== MATERIAL SUPPLIED ==

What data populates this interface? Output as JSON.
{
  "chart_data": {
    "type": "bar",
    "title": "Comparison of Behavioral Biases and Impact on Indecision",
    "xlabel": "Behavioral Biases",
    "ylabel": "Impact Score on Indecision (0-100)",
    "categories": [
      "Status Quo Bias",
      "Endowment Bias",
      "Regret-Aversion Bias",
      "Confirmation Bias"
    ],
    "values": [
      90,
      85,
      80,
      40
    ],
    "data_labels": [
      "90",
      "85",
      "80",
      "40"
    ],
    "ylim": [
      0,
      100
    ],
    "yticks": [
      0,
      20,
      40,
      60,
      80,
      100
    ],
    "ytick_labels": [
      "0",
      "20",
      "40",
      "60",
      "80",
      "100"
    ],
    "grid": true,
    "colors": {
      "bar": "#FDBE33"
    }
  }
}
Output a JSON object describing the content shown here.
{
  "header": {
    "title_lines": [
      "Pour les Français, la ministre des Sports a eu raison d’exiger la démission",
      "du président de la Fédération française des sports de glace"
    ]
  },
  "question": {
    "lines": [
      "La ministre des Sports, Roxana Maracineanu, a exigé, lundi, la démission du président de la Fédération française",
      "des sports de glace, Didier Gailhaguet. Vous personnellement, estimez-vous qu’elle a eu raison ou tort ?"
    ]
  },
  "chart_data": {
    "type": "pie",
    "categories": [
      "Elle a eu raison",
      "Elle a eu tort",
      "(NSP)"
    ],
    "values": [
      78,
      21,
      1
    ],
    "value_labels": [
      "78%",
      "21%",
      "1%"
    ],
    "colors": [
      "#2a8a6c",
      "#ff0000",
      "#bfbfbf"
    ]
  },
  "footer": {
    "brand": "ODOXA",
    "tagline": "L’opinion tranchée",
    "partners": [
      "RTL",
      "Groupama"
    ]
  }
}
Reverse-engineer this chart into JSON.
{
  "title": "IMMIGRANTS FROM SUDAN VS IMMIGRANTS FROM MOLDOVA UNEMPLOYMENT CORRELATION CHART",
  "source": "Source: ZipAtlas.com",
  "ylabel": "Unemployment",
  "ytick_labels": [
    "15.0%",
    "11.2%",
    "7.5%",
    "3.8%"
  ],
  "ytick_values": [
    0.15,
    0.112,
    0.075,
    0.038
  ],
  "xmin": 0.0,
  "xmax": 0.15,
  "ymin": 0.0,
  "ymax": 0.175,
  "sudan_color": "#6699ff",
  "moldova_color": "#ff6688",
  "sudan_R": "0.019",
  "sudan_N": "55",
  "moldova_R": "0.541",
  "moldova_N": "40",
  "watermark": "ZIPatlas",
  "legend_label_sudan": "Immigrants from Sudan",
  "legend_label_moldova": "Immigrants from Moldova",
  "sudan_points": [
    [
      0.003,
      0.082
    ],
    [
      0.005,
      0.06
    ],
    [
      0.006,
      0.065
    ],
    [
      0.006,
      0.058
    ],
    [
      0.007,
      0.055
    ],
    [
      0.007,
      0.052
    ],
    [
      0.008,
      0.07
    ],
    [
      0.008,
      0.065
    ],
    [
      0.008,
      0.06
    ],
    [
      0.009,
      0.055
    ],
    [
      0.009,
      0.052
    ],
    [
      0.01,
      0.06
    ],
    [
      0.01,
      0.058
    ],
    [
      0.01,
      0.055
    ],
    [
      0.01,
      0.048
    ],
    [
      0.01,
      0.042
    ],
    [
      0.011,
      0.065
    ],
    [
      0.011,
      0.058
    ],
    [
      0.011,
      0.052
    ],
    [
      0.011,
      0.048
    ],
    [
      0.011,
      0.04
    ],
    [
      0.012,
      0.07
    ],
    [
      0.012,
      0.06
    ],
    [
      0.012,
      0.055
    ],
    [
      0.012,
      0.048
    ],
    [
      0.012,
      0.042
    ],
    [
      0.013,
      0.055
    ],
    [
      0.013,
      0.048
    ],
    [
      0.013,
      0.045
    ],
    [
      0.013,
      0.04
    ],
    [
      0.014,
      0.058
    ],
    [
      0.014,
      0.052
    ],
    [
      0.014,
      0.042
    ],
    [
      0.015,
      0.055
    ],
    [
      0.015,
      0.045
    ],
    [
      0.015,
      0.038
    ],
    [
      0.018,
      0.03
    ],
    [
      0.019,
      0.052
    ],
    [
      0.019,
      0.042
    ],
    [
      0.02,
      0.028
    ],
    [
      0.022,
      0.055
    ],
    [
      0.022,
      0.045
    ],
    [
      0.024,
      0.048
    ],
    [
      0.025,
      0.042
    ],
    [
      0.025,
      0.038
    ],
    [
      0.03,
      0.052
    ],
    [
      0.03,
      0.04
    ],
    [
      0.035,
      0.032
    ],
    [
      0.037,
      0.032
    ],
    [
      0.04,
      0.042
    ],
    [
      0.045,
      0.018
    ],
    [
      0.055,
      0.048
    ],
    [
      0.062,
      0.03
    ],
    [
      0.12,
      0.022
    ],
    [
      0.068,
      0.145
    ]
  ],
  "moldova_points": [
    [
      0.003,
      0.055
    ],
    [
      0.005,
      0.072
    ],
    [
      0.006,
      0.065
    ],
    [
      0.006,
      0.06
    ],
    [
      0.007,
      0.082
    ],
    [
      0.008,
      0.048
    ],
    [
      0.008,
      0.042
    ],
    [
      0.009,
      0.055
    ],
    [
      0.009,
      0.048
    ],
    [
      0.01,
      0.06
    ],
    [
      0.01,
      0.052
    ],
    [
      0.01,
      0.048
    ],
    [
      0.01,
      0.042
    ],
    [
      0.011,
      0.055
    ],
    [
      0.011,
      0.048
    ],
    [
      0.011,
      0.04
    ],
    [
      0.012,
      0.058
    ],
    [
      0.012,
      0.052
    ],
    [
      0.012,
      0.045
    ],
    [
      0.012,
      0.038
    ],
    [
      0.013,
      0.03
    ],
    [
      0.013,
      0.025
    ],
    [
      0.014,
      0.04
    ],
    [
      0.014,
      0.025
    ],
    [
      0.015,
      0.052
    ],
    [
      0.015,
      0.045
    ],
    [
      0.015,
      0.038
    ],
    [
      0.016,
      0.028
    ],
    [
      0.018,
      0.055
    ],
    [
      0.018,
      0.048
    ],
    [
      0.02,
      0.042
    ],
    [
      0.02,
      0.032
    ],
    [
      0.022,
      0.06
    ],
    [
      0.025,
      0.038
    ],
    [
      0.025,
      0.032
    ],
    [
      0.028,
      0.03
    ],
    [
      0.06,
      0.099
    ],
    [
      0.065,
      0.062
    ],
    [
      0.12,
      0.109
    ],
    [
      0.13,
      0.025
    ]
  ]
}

===

__TASK GOAL__
Output the full listing exactly as it stands.

__TASK SOLUTION__
What data populates this interface? Output as JSON.
{
  "chart_data": {
    "type": "bar",
    "title": "Comparison of Behavioral Biases and Impact on Indecision",
    "xlabel": "Behavioral Biases",
    "ylabel": "Impact Score on Indecision (0-100)",
    "categories": [
      "Status Quo Bias",
      "Endowment Bias",
      "Regret-Aversion Bias",
      "Confirmation Bias"
    ],
    "values": [
      90,
      85,
      80,
      40
    ],
    "data_labels": [
      "90",
      "85",
      "80",
      "40"
    ],
    "ylim": [
      0,
      100
    ],
    "yticks": [
      0,
      20,
      40,
      60,
      80,
      100
    ],
    "ytick_labels": [
      "0",
      "20",
      "40",
      "60",
      "80",
      "100"
    ],
    "grid": true,
    "colors": {
      "bar": "#FDBE33"
    }
  }
}
Output a JSON object describing the content shown here.
{
  "header": {
    "title_lines": [
      "Pour les Français, la ministre des Sports a eu raison d’exiger la démission",
      "du président de la Fédération française des sports de glace"
    ]
  },
  "question": {
    "lines": [
      "La ministre des Sports, Roxana Maracineanu, a exigé, lundi, la démission du président de la Fédération française",
      "des sports de glace, Didier Gailhaguet. Vous personnellement, estimez-vous qu’elle a eu raison ou tort ?"
    ]
  },
  "chart_data": {
    "type": "pie",
    "categories": [
      "Elle a eu raison",
      "Elle a eu tort",
      "(NSP)"
    ],
    "values": [
      78,
      21,
      1
    ],
    "value_labels": [
      "78%",
      "21%",
      "1%"
    ],
    "colors": [
      "#2a8a6c",
      "#ff0000",
      "#bfbfbf"
    ]
  },
  "footer": {
    "brand": "ODOXA",
    "tagline": "L’opinion tranchée",
    "partners": [
      "RTL",
      "Groupama"
    ]
  }
}
Reverse-engineer this chart into JSON.
{
  "title": "IMMIGRANTS FROM SUDAN VS IMMIGRANTS FROM MOLDOVA UNEMPLOYMENT CORRELATION CHART",
  "source": "Source: ZipAtlas.com",
  "ylabel": "Unemployment",
  "ytick_labels": [
    "15.0%",
    "11.2%",
    "7.5%",
    "3.8%"
  ],
  "ytick_values": [
    0.15,
    0.112,
    0.075,
    0.038
  ],
  "xmin": 0.0,
  "xmax": 0.15,
  "ymin": 0.0,
  "ymax": 0.175,
  "sudan_color": "#6699ff",
  "moldova_color": "#ff6688",
  "sudan_R": "0.019",
  "sudan_N": "55",
  "moldova_R": "0.541",
  "moldova_N": "40",
  "watermark": "ZIPatlas",
  "legend_label_sudan": "Immigrants from Sudan",
  "legend_label_moldova": "Immigrants from Moldova",
  "sudan_points": [
    [
      0.003,
      0.082
    ],
    [
      0.005,
      0.06
    ],
    [
      0.006,
      0.065
    ],
    [
      0.006,
      0.058
    ],
    [
      0.007,
      0.055
    ],
    [
      0.007,
      0.052
    ],
    [
      0.008,
      0.07
    ],
    [
      0.008,
      0.065
    ],
    [
      0.008,
      0.06
    ],
    [
      0.009,
      0.055
    ],
    [
      0.009,
      0.052
    ],
    [
      0.01,
      0.06
    ],
    [
      0.01,
      0.058
    ],
    [
      0.01,
      0.055
    ],
    [
      0.01,
      0.048
    ],
    [
      0.01,
      0.042
    ],
    [
      0.011,
      0.065
    ],
    [
      0.011,
      0.058
    ],
    [
      0.011,
      0.052
    ],
    [
      0.011,
      0.048
    ],
    [
      0.011,
      0.04
    ],
    [
      0.012,
      0.07
    ],
    [
      0.012,
      0.06
    ],
    [
      0.012,
      0.055
    ],
    [
      0.012,
      0.048
    ],
    [
      0.012,
      0.042
    ],
    [
      0.013,
      0.055
    ],
    [
      0.013,
      0.048
    ],
    [
      0.013,
      0.045
    ],
    [
      0.013,
      0.04
    ],
    [
      0.014,
      0.058
    ],
    [
      0.014,
      0.052
    ],
    [
      0.014,
      0.042
    ],
    [
      0.015,
      0.055
    ],
    [
      0.015,
      0.045
    ],
    [
      0.015,
      0.038
    ],
    [
      0.018,
      0.03
    ],
    [
      0.019,
      0.052
    ],
    [
      0.019,
      0.042
    ],
    [
      0.02,
      0.028
    ],
    [
      0.022,
      0.055
    ],
    [
      0.022,
      0.045
    ],
    [
      0.024,
      0.048
    ],
    [
      0.025,
      0.042
    ],
    [
      0.025,
      0.038
    ],
    [
      0.03,
      0.052
    ],
    [
      0.03,
      0.04
    ],
    [
      0.035,
      0.032
    ],
    [
      0.037,
      0.032
    ],
    [
      0.04,
      0.042
    ],
    [
      0.045,
      0.018
    ],
    [
      0.055,
      0.048
    ],
    [
      0.062,
      0.03
    ],
    [
      0.12,
      0.022
    ],
    [
      0.068,
      0.145
    ]
  ],
  "moldova_points": [
    [
      0.003,
      0.055
    ],
    [
      0.005,
      0.072
    ],
    [
      0.006,
      0.065
    ],
    [
      0.006,
      0.06
    ],
    [
      0.007,
      0.082
    ],
    [
      0.008,
      0.048
    ],
    [
      0.008,
      0.042
    ],
    [
      0.009,
      0.055
    ],
    [
      0.009,
      0.048
    ],
    [
      0.01,
      0.06
    ],
    [
      0.01,
      0.052
    ],
    [
      0.01,
      0.048
    ],
    [
      0.01,
      0.042
    ],
    [
      0.011,
      0.055
    ],
    [
      0.011,
      0.048
    ],
    [
      0.011,
      0.04
    ],
    [
      0.012,
      0.058
    ],
    [
      0.012,
      0.052
    ],
    [
      0.012,
      0.045
    ],
    [
      0.012,
      0.038
    ],
    [
      0.013,
      0.03
    ],
    [
      0.013,
      0.025
    ],
    [
      0.014,
      0.04
    ],
    [
      0.014,
      0.025
    ],
    [
      0.015,
      0.052
    ],
    [
      0.015,
      0.045
    ],
    [
      0.015,
      0.038
    ],
    [
      0.016,
      0.028
    ],
    [
      0.018,
      0.055
    ],
    [
      0.018,
      0.048
    ],
    [
      0.02,
      0.042
    ],
    [
      0.02,
      0.032
    ],
    [
      0.022,
      0.06
    ],
    [
      0.025,
      0.038
    ],
    [
      0.025,
      0.032
    ],
    [
      0.028,
      0.03
    ],
    [
      0.06,
      0.099
    ],
    [
      0.065,
      0.062
    ],
    [
      0.12,
      0.109
    ],
    [
      0.13,
      0.025
    ]
  ]
}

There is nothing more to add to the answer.